(Part of a data file)
[START]
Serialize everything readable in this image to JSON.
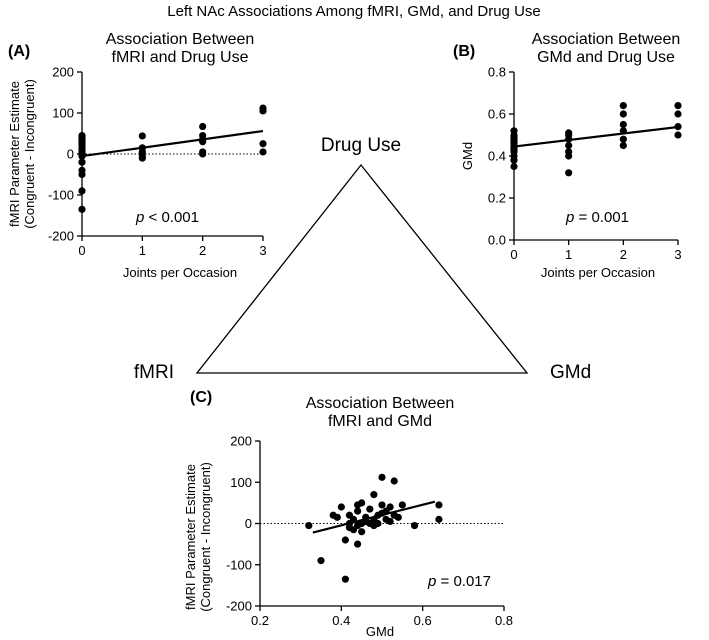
{
  "figure": {
    "title": "Left NAc Associations Among fMRI, GMd, and Drug Use",
    "triangle": {
      "top": "Drug Use",
      "left": "fMRI",
      "right": "GMd"
    }
  },
  "chart_data": [
    {
      "id": "A",
      "panel_label": "(A)",
      "type": "scatter",
      "title_lines": [
        "Association Between",
        "fMRI and Drug Use"
      ],
      "xlabel": "Joints per Occasion",
      "ylabel_lines": [
        "fMRI Parameter Estimate",
        "(Congruent - Incongruent)"
      ],
      "xlim": [
        0,
        3
      ],
      "ylim": [
        -200,
        200
      ],
      "xticks": [
        "0",
        "1",
        "2",
        "3"
      ],
      "yticks": [
        "-200",
        "-100",
        "0",
        "100",
        "200"
      ],
      "zero_line": true,
      "p_label": "p",
      "p_value": " < 0.001",
      "fit": {
        "x": [
          0,
          3
        ],
        "y": [
          -5,
          56
        ]
      },
      "points": {
        "x": [
          0,
          0,
          0,
          0,
          0,
          0,
          0,
          0,
          0,
          0,
          0,
          0,
          0,
          0,
          0,
          0,
          0,
          1,
          1,
          1,
          1,
          1,
          2,
          2,
          2,
          2,
          2,
          2,
          3,
          3,
          3,
          3
        ],
        "y": [
          45,
          40,
          35,
          30,
          25,
          20,
          15,
          10,
          5,
          0,
          -5,
          -20,
          -40,
          -50,
          -90,
          -135,
          -5,
          44,
          15,
          5,
          -5,
          -10,
          67,
          45,
          35,
          30,
          5,
          0,
          112,
          105,
          25,
          5
        ]
      }
    },
    {
      "id": "B",
      "panel_label": "(B)",
      "type": "scatter",
      "title_lines": [
        "Association Between",
        "GMd and Drug Use"
      ],
      "xlabel": "Joints per Occasion",
      "ylabel_lines": [
        "GMd"
      ],
      "xlim": [
        0,
        3
      ],
      "ylim": [
        0,
        0.8
      ],
      "xticks": [
        "0",
        "1",
        "2",
        "3"
      ],
      "yticks": [
        "0.0",
        "0.2",
        "0.4",
        "0.6",
        "0.8"
      ],
      "zero_line": false,
      "p_label": "p",
      "p_value": " = 0.001",
      "fit": {
        "x": [
          0,
          3
        ],
        "y": [
          0.445,
          0.538
        ]
      },
      "points": {
        "x": [
          0,
          0,
          0,
          0,
          0,
          0,
          0,
          0,
          0,
          0,
          0,
          0,
          0,
          1,
          1,
          1,
          1,
          1,
          1,
          1,
          2,
          2,
          2,
          2,
          2,
          2,
          3,
          3,
          3,
          3
        ],
        "y": [
          0.52,
          0.5,
          0.49,
          0.48,
          0.47,
          0.46,
          0.45,
          0.44,
          0.43,
          0.42,
          0.4,
          0.38,
          0.35,
          0.51,
          0.5,
          0.48,
          0.45,
          0.42,
          0.4,
          0.32,
          0.64,
          0.6,
          0.55,
          0.52,
          0.48,
          0.45,
          0.64,
          0.6,
          0.54,
          0.5
        ]
      }
    },
    {
      "id": "C",
      "panel_label": "(C)",
      "type": "scatter",
      "title_lines": [
        "Association Between",
        "fMRI and GMd"
      ],
      "xlabel": "GMd",
      "ylabel_lines": [
        "fMRI Parameter Estimate",
        "(Congruent - Incongruent)"
      ],
      "xlim": [
        0.2,
        0.8
      ],
      "ylim": [
        -200,
        200
      ],
      "xticks": [
        "0.2",
        "0.4",
        "0.6",
        "0.8"
      ],
      "yticks": [
        "-200",
        "-100",
        "0",
        "100",
        "200"
      ],
      "zero_line": true,
      "p_label": "p",
      "p_value": " = 0.017",
      "fit": {
        "x": [
          0.33,
          0.63
        ],
        "y": [
          -22,
          53
        ]
      },
      "points": {
        "x": [
          0.32,
          0.35,
          0.38,
          0.39,
          0.4,
          0.41,
          0.41,
          0.42,
          0.42,
          0.43,
          0.43,
          0.44,
          0.44,
          0.44,
          0.45,
          0.45,
          0.45,
          0.46,
          0.46,
          0.47,
          0.47,
          0.48,
          0.48,
          0.48,
          0.49,
          0.49,
          0.5,
          0.5,
          0.5,
          0.51,
          0.51,
          0.52,
          0.52,
          0.53,
          0.53,
          0.54,
          0.55,
          0.58,
          0.64,
          0.64,
          0.42,
          0.44
        ],
        "y": [
          -5,
          -90,
          20,
          15,
          40,
          -40,
          -135,
          20,
          0,
          10,
          -15,
          45,
          30,
          -5,
          0,
          -20,
          50,
          15,
          5,
          0,
          35,
          70,
          10,
          -5,
          20,
          0,
          112,
          45,
          25,
          30,
          10,
          5,
          40,
          20,
          103,
          15,
          45,
          -5,
          45,
          10,
          -10,
          -50
        ]
      }
    }
  ]
}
[END]
Pictures appear in the records above. Output everything except them, exactly.

Serialize everything readable in this image to JSON.
{
  "figure": {
    "title": "Left NAc Associations Among fMRI, GMd, and Drug Use",
    "triangle": {
      "top": "Drug Use",
      "left": "fMRI",
      "right": "GMd"
    }
  },
  "chart_data": [
    {
      "id": "A",
      "panel_label": "(A)",
      "type": "scatter",
      "title_lines": [
        "Association Between",
        "fMRI and Drug Use"
      ],
      "xlabel": "Joints per Occasion",
      "ylabel_lines": [
        "fMRI Parameter Estimate",
        "(Congruent - Incongruent)"
      ],
      "xlim": [
        0,
        3
      ],
      "ylim": [
        -200,
        200
      ],
      "xticks": [
        "0",
        "1",
        "2",
        "3"
      ],
      "yticks": [
        "-200",
        "-100",
        "0",
        "100",
        "200"
      ],
      "zero_line": true,
      "p_label": "p",
      "p_value": " < 0.001",
      "fit": {
        "x": [
          0,
          3
        ],
        "y": [
          -5,
          56
        ]
      },
      "points": {
        "x": [
          0,
          0,
          0,
          0,
          0,
          0,
          0,
          0,
          0,
          0,
          0,
          0,
          0,
          0,
          0,
          0,
          0,
          1,
          1,
          1,
          1,
          1,
          2,
          2,
          2,
          2,
          2,
          2,
          3,
          3,
          3,
          3
        ],
        "y": [
          45,
          40,
          35,
          30,
          25,
          20,
          15,
          10,
          5,
          0,
          -5,
          -20,
          -40,
          -50,
          -90,
          -135,
          -5,
          44,
          15,
          5,
          -5,
          -10,
          67,
          45,
          35,
          30,
          5,
          0,
          112,
          105,
          25,
          5
        ]
      }
    },
    {
      "id": "B",
      "panel_label": "(B)",
      "type": "scatter",
      "title_lines": [
        "Association Between",
        "GMd and Drug Use"
      ],
      "xlabel": "Joints per Occasion",
      "ylabel_lines": [
        "GMd"
      ],
      "xlim": [
        0,
        3
      ],
      "ylim": [
        0,
        0.8
      ],
      "xticks": [
        "0",
        "1",
        "2",
        "3"
      ],
      "yticks": [
        "0.0",
        "0.2",
        "0.4",
        "0.6",
        "0.8"
      ],
      "zero_line": false,
      "p_label": "p",
      "p_value": " = 0.001",
      "fit": {
        "x": [
          0,
          3
        ],
        "y": [
          0.445,
          0.538
        ]
      },
      "points": {
        "x": [
          0,
          0,
          0,
          0,
          0,
          0,
          0,
          0,
          0,
          0,
          0,
          0,
          0,
          1,
          1,
          1,
          1,
          1,
          1,
          1,
          2,
          2,
          2,
          2,
          2,
          2,
          3,
          3,
          3,
          3
        ],
        "y": [
          0.52,
          0.5,
          0.49,
          0.48,
          0.47,
          0.46,
          0.45,
          0.44,
          0.43,
          0.42,
          0.4,
          0.38,
          0.35,
          0.51,
          0.5,
          0.48,
          0.45,
          0.42,
          0.4,
          0.32,
          0.64,
          0.6,
          0.55,
          0.52,
          0.48,
          0.45,
          0.64,
          0.6,
          0.54,
          0.5
        ]
      }
    },
    {
      "id": "C",
      "panel_label": "(C)",
      "type": "scatter",
      "title_lines": [
        "Association Between",
        "fMRI and GMd"
      ],
      "xlabel": "GMd",
      "ylabel_lines": [
        "fMRI Parameter Estimate",
        "(Congruent - Incongruent)"
      ],
      "xlim": [
        0.2,
        0.8
      ],
      "ylim": [
        -200,
        200
      ],
      "xticks": [
        "0.2",
        "0.4",
        "0.6",
        "0.8"
      ],
      "yticks": [
        "-200",
        "-100",
        "0",
        "100",
        "200"
      ],
      "zero_line": true,
      "p_label": "p",
      "p_value": " = 0.017",
      "fit": {
        "x": [
          0.33,
          0.63
        ],
        "y": [
          -22,
          53
        ]
      },
      "points": {
        "x": [
          0.32,
          0.35,
          0.38,
          0.39,
          0.4,
          0.41,
          0.41,
          0.42,
          0.42,
          0.43,
          0.43,
          0.44,
          0.44,
          0.44,
          0.45,
          0.45,
          0.45,
          0.46,
          0.46,
          0.47,
          0.47,
          0.48,
          0.48,
          0.48,
          0.49,
          0.49,
          0.5,
          0.5,
          0.5,
          0.51,
          0.51,
          0.52,
          0.52,
          0.53,
          0.53,
          0.54,
          0.55,
          0.58,
          0.64,
          0.64,
          0.42,
          0.44
        ],
        "y": [
          -5,
          -90,
          20,
          15,
          40,
          -40,
          -135,
          20,
          0,
          10,
          -15,
          45,
          30,
          -5,
          0,
          -20,
          50,
          15,
          5,
          0,
          35,
          70,
          10,
          -5,
          20,
          0,
          112,
          45,
          25,
          30,
          10,
          5,
          40,
          20,
          103,
          15,
          45,
          -5,
          45,
          10,
          -10,
          -50
        ]
      }
    }
  ]
}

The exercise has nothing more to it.